::: EXTRACTED MATERIAL

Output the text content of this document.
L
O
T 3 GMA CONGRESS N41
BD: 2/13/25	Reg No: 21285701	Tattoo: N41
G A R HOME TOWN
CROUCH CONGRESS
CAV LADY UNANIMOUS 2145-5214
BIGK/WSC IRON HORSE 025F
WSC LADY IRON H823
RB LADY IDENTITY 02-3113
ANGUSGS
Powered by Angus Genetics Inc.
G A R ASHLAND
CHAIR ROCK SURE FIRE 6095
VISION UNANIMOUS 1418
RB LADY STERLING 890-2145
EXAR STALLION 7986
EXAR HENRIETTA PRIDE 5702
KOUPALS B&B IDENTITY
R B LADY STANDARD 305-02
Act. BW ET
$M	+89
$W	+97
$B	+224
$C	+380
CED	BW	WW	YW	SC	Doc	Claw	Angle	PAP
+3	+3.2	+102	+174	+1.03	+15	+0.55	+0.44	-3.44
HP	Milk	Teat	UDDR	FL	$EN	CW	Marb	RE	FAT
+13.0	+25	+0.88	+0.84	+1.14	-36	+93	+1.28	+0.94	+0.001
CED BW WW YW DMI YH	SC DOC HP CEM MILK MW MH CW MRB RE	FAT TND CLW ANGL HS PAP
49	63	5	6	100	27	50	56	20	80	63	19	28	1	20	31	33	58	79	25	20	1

::::::
::: EXTRACTED MATERIAL

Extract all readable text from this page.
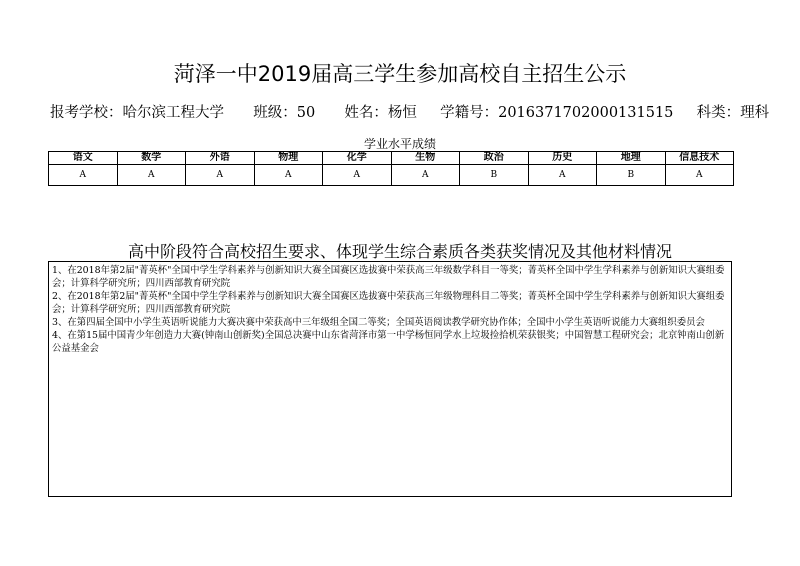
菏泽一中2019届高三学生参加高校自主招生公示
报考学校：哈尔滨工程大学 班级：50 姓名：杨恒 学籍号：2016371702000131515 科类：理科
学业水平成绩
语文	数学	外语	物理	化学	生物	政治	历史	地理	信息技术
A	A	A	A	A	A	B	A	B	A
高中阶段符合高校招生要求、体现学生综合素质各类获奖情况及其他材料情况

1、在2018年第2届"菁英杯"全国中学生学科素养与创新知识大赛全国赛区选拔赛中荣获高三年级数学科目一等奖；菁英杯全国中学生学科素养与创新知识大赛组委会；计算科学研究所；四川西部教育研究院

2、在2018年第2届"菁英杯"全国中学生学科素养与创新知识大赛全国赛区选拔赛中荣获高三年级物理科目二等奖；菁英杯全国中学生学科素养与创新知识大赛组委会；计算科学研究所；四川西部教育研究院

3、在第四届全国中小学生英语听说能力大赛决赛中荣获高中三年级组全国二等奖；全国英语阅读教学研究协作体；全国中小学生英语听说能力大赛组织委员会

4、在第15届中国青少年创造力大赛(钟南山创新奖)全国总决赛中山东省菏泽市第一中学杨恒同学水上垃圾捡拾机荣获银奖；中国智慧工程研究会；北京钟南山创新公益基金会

::::::
::: EXTRACTED MATERIAL

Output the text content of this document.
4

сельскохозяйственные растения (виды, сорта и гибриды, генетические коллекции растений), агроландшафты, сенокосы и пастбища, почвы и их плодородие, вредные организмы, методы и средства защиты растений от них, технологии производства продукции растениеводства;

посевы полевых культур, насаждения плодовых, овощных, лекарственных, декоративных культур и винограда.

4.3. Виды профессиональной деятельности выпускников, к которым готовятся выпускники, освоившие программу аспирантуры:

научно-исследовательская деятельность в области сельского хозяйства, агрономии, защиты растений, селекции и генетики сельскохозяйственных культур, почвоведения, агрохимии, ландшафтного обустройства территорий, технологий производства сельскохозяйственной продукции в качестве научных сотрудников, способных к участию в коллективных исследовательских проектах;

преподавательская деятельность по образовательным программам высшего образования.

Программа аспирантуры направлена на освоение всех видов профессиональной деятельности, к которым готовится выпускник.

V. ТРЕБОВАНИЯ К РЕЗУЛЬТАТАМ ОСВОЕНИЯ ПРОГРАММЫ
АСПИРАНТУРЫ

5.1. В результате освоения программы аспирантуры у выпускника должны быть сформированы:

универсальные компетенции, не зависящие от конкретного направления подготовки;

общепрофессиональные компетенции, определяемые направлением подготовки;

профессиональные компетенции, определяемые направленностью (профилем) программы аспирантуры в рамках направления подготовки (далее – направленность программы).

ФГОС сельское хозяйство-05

::::::

#### [THE EXERCISE]
Check each line above for the word "CONGRESS", and copy the lines where it appears.

#### [EXERCISE SOLUTION]
T 3 GMA CONGRESS N41
CROUCH CONGRESS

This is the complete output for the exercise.